> _EXTRAIT DE TEXTE_:
Séduit par la Tentation de Neuhaus au point de vouloir mettre le pied chez le pralinier ? La société n'est pas cotée en Bourse, mais tel est le cas de son propriétaire : le holding Bois Sauvage, dont quelque 40 % de la valeur est représentée par Neuhaus et Jeff de Bruges, la marque réservée au marché français. Enthousiasmé par la Côte Rotie de la maison Chapoutier, seigneur des Côtes du Rhône, au point de vouloir pénétrer dans les chais ? " Le vin haut de gamme n'est jamais en Bourse ", explique le PDG du groupe. La société a toutefois un important actionnaire belge : le holding Sofina, coté à Bruxelles, qui en possède 27 %.
Alors que les placements traditionnels et réputés très sûrs ne rapportent plus grand-chose, le constat est clair : aujourd'hui, obtenir un rendement intéressant est devenu un métier, accessible seulement aux spécialistes.
Aux côtés des financiers de haut vol
Petites ou grandes, de nombreuses entreprises connues sont absentes de la Bourse, mais ont parmi leurs actionnaires des groupes cotés. Il s'agit souvent de holdings, ces entreprises financières qui ont pour vocation d'investir dans d'autres sociétés. C'est donc indirectement que l'investisseur particulier peut en devenir copropriétaire. Pour le fun ou pour la satisfaction intellectuelle, mais aussi dans l'espoir de réaliser de jolies plus-values. Dans cette optique, on vise plus particulièrement la partie du portefeuille qualifiée de private equity, ou " capital privé " dans le sens anglo-saxon du terme, c'est-à-dire non coté en Bourse. Si Neuhaus et Chapoutier, entreprises matures, correspondent à ce vocable, le private equity fait plus volontiers référence à de jeunes sociétés en plein essor, dans lesquelles on place de grands espoirs de croissance et dès lors la possibilité... de réaliser de juteuses plus-values en cas de cession ou d'introduction en Bourse. Cas exemplaire : la participation de Sofina au capital de Colruyt remonte à 1975, soit deux ans avant l'introduction en Bourse du distributeur de Halle.
Le private equity est un petit monde très fermé qui pèse de plus en plus lourd. On y retrouve des milliers de sociétés financières, mais aussi de riches particuliers, qui se regroupent en alliances durables ou éphémères pour financer une pépinière de jeunes entrepreneurs. Et ceci souvent à l'échelle internationale. Le ticket d'entrée s'y exprime en millions, voire dizaines de millions d'euros. Pas accessible au commun des mortels, même aux investisseurs détenant un sympathique bas de laine...

> _CONSIGNE A_: Reprenez les entrées depuis leur début jusqu'à la ligne contenant « 6, 596, 28] » incluse, en substituant « index.wxml » à « detail.wxml » et sans rien modifier d'autre.
L'extrait et les entrées proviennent de sources distinctes.

> _DONNÉES AFFICHÉES_:

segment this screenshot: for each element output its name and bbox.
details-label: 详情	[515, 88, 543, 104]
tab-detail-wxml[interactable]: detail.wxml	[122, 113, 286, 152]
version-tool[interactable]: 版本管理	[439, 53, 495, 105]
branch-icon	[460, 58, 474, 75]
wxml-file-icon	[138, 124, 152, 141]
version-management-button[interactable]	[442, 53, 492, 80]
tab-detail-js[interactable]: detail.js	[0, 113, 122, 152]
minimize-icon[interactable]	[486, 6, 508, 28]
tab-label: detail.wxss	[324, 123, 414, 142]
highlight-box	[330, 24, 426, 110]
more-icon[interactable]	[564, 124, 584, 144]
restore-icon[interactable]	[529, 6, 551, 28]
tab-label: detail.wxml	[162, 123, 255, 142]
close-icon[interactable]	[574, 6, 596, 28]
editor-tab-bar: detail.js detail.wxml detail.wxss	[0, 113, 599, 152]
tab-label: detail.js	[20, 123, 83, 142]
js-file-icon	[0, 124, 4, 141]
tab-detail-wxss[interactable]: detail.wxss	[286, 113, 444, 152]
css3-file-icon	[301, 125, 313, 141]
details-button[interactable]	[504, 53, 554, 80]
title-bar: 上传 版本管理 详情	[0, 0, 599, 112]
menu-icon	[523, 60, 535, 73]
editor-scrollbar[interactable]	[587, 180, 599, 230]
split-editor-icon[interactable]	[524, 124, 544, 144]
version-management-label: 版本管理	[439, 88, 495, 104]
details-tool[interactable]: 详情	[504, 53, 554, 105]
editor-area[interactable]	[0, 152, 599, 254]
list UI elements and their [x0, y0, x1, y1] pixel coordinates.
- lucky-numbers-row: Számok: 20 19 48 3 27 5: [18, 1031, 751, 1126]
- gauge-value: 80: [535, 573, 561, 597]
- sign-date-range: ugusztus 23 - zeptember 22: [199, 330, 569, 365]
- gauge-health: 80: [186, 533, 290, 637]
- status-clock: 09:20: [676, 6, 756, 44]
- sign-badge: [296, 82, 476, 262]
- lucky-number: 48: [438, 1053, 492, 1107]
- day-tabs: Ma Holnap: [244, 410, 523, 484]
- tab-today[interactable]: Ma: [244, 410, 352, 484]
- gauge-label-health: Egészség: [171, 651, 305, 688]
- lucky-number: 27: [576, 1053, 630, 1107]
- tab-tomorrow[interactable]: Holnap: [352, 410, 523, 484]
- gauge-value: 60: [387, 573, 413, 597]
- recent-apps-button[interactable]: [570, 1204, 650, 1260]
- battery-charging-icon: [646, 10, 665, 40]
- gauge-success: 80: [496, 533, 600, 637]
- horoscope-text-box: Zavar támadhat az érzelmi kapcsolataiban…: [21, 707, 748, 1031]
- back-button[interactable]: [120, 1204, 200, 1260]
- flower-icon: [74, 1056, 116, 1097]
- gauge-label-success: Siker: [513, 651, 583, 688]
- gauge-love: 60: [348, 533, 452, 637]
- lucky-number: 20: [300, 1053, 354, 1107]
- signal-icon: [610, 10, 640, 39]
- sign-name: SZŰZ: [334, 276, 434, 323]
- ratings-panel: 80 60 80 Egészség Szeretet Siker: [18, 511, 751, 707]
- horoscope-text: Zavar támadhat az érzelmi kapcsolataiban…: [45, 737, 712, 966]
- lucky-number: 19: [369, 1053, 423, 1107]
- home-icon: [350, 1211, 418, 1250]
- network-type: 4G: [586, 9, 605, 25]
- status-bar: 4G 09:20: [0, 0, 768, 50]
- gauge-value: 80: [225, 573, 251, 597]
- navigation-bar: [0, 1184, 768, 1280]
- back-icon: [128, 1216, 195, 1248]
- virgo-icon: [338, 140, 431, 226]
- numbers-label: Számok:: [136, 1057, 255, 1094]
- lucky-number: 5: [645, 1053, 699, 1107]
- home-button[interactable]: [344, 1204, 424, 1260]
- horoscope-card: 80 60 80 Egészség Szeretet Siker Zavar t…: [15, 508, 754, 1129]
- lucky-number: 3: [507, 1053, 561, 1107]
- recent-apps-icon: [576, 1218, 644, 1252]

> _CONSIGNE B_: Recopiez fidèlement l'extrait depuis « Alors que les » jusqu'à « seulement aux spécialistes. » inclus.

> _RÉPONSE ATTENDUE A_:
segment this screenshot: for each element output its name and bbox.
details-label: 详情	[515, 88, 543, 104]
tab-detail-wxml[interactable]: index.wxml	[122, 113, 286, 152]
version-tool[interactable]: 版本管理	[439, 53, 495, 105]
branch-icon	[460, 58, 474, 75]
wxml-file-icon	[138, 124, 152, 141]
version-management-button[interactable]	[442, 53, 492, 80]
tab-detail-js[interactable]: detail.js	[0, 113, 122, 152]
minimize-icon[interactable]	[486, 6, 508, 28]
tab-label: detail.wxss	[324, 123, 414, 142]
highlight-box	[330, 24, 426, 110]
more-icon[interactable]	[564, 124, 584, 144]
restore-icon[interactable]	[529, 6, 551, 28]
tab-label: index.wxml	[162, 123, 255, 142]
close-icon[interactable]	[574, 6, 596, 28]

> _RÉPONSE ATTENDUE B_:
Alors que les placements traditionnels et réputés très sûrs ne rapportent plus grand-chose, le constat est clair : aujourd'hui, obtenir un rendement intéressant est devenu un métier, accessible seulement aux spécialistes.